• **REQUEST**
Select, from the data, each line where "right" occurs.

Stored entries

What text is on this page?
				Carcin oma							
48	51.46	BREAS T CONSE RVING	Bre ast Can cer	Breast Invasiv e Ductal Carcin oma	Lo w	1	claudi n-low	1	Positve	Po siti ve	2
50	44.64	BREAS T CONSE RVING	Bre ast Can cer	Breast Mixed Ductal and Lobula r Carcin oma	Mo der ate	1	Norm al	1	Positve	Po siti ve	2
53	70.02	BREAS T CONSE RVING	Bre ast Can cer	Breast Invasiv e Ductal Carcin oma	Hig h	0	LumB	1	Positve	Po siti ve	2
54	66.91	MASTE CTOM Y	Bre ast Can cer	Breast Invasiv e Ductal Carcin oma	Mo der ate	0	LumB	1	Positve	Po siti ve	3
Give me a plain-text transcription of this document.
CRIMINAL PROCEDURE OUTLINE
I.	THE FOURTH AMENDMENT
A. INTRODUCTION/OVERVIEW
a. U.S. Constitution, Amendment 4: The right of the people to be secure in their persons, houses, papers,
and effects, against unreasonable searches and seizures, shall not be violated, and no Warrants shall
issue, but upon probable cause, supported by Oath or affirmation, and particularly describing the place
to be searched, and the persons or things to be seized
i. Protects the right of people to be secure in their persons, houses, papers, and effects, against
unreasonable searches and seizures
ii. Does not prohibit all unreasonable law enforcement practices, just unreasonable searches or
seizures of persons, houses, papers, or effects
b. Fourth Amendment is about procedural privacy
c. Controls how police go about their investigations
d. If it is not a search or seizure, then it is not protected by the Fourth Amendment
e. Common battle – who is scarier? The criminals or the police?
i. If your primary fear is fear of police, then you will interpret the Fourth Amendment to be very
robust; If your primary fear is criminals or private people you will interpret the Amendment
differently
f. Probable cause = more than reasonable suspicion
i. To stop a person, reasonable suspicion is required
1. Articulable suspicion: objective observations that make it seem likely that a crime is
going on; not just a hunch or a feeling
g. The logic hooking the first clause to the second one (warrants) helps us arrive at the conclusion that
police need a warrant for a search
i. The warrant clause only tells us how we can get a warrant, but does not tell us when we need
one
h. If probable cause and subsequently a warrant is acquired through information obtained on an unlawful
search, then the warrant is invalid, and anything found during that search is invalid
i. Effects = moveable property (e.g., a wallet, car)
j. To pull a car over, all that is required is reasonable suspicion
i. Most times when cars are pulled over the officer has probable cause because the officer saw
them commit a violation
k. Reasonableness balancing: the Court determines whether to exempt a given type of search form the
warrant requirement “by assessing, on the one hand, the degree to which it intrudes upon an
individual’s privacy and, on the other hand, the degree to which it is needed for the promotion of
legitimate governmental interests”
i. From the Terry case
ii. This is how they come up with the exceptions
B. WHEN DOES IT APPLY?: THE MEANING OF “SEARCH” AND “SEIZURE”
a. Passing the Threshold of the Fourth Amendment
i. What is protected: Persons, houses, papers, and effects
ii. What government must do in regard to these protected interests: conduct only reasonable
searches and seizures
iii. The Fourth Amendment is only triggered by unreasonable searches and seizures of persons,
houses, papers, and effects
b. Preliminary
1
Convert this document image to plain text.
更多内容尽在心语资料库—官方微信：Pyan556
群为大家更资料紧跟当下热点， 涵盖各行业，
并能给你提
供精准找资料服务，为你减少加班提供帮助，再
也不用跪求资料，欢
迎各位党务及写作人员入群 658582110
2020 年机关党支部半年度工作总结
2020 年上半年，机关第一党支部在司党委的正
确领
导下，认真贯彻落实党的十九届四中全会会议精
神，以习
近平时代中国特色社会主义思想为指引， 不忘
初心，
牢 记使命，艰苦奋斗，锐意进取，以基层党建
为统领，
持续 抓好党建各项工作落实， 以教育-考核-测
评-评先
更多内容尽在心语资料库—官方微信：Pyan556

• **RESPONSE FOR THIS EXERCISE**
a. U.S. Constitution, Amendment 4: The right of the people to be secure in their persons, houses, papers,
i. Protects the right of people to be secure in their persons, houses, papers, and effects, against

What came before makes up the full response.